(Figure dataset records)
-*-

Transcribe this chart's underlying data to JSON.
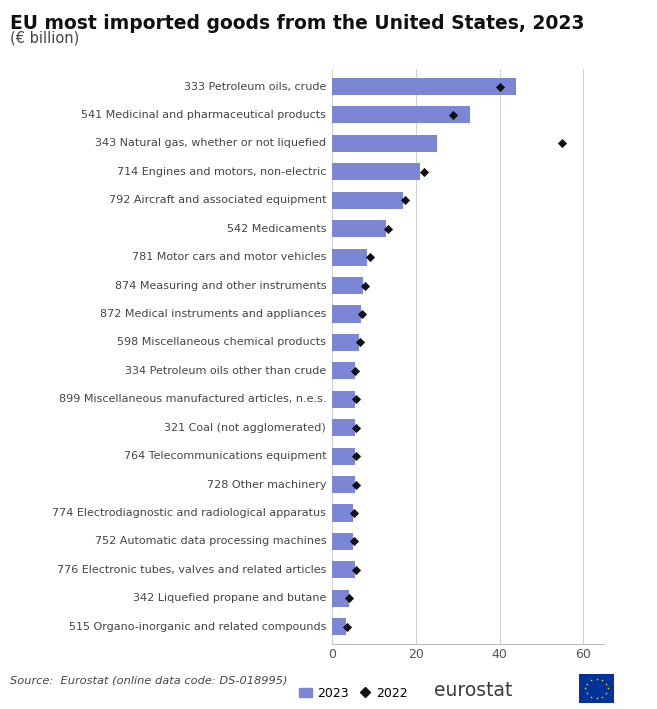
{
  "title": "EU most imported goods from the United States, 2023",
  "subtitle": "(€ billion)",
  "categories": [
    "333 Petroleum oils, crude",
    "541 Medicinal and pharmaceutical products",
    "343 Natural gas, whether or not liquefied",
    "714 Engines and motors, non-electric",
    "792 Aircraft and associated equipment",
    "542 Medicaments",
    "781 Motor cars and motor vehicles",
    "874 Measuring and other instruments",
    "872 Medical instruments and appliances",
    "598 Miscellaneous chemical products",
    "334 Petroleum oils other than crude",
    "899 Miscellaneous manufactured articles, n.e.s.",
    "321 Coal (not agglomerated)",
    "764 Telecommunications equipment",
    "728 Other machinery",
    "774 Electrodiagnostic and radiological apparatus",
    "752 Automatic data processing machines",
    "776 Electronic tubes, valves and related articles",
    "342 Liquefied propane and butane",
    "515 Organo-inorganic and related compounds"
  ],
  "values_2023": [
    44.0,
    33.0,
    25.0,
    21.0,
    17.0,
    13.0,
    8.5,
    7.5,
    7.0,
    6.5,
    5.5,
    5.5,
    5.5,
    5.5,
    5.5,
    5.0,
    5.0,
    5.5,
    4.0,
    3.5
  ],
  "values_2022": [
    40.0,
    29.0,
    55.0,
    22.0,
    17.5,
    13.5,
    9.0,
    7.8,
    7.2,
    6.8,
    5.6,
    5.8,
    5.8,
    5.8,
    5.8,
    5.2,
    5.2,
    5.8,
    4.2,
    3.6
  ],
  "bar_color": "#7b86d4",
  "scatter_color": "#111111",
  "xlim_min": 0,
  "xlim_max": 65,
  "xticks": [
    0,
    20,
    40,
    60
  ],
  "source_text": "Source:  Eurostat (online data code: DS-018995)",
  "legend_bar_label": "2023",
  "legend_scatter_label": "2022",
  "background_color": "#ffffff",
  "label_fontsize": 8.0,
  "title_fontsize": 13.5,
  "subtitle_fontsize": 10.5
}
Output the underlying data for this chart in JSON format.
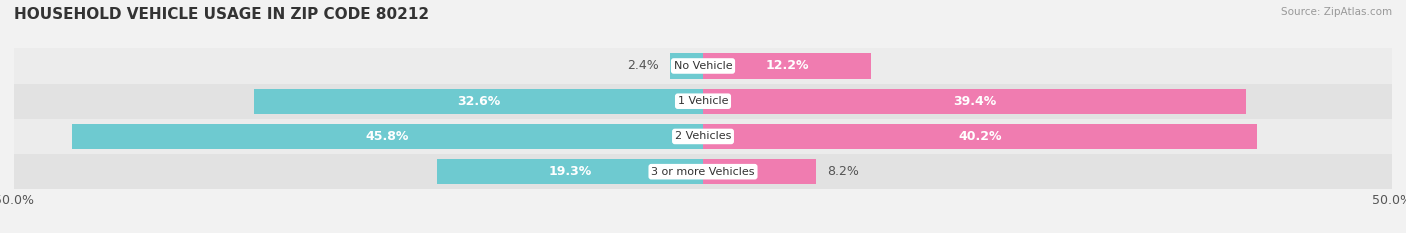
{
  "title": "HOUSEHOLD VEHICLE USAGE IN ZIP CODE 80212",
  "source": "Source: ZipAtlas.com",
  "categories": [
    "No Vehicle",
    "1 Vehicle",
    "2 Vehicles",
    "3 or more Vehicles"
  ],
  "owner_values": [
    2.4,
    32.6,
    45.8,
    19.3
  ],
  "renter_values": [
    12.2,
    39.4,
    40.2,
    8.2
  ],
  "owner_color": "#6ecad0",
  "renter_color": "#f07cb0",
  "axis_limit": 50.0,
  "bar_height": 0.72,
  "background_color": "#f2f2f2",
  "row_bg_light": "#ececec",
  "row_bg_dark": "#e2e2e2",
  "label_fontsize": 9,
  "title_fontsize": 11,
  "category_fontsize": 8,
  "legend_fontsize": 9,
  "axis_label_fontsize": 9
}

-*-

▶ **EXERCISE AIM**:
Look through the records and count each line that holds "this". Write only the total.

▶ **THE OUTPUT**:
2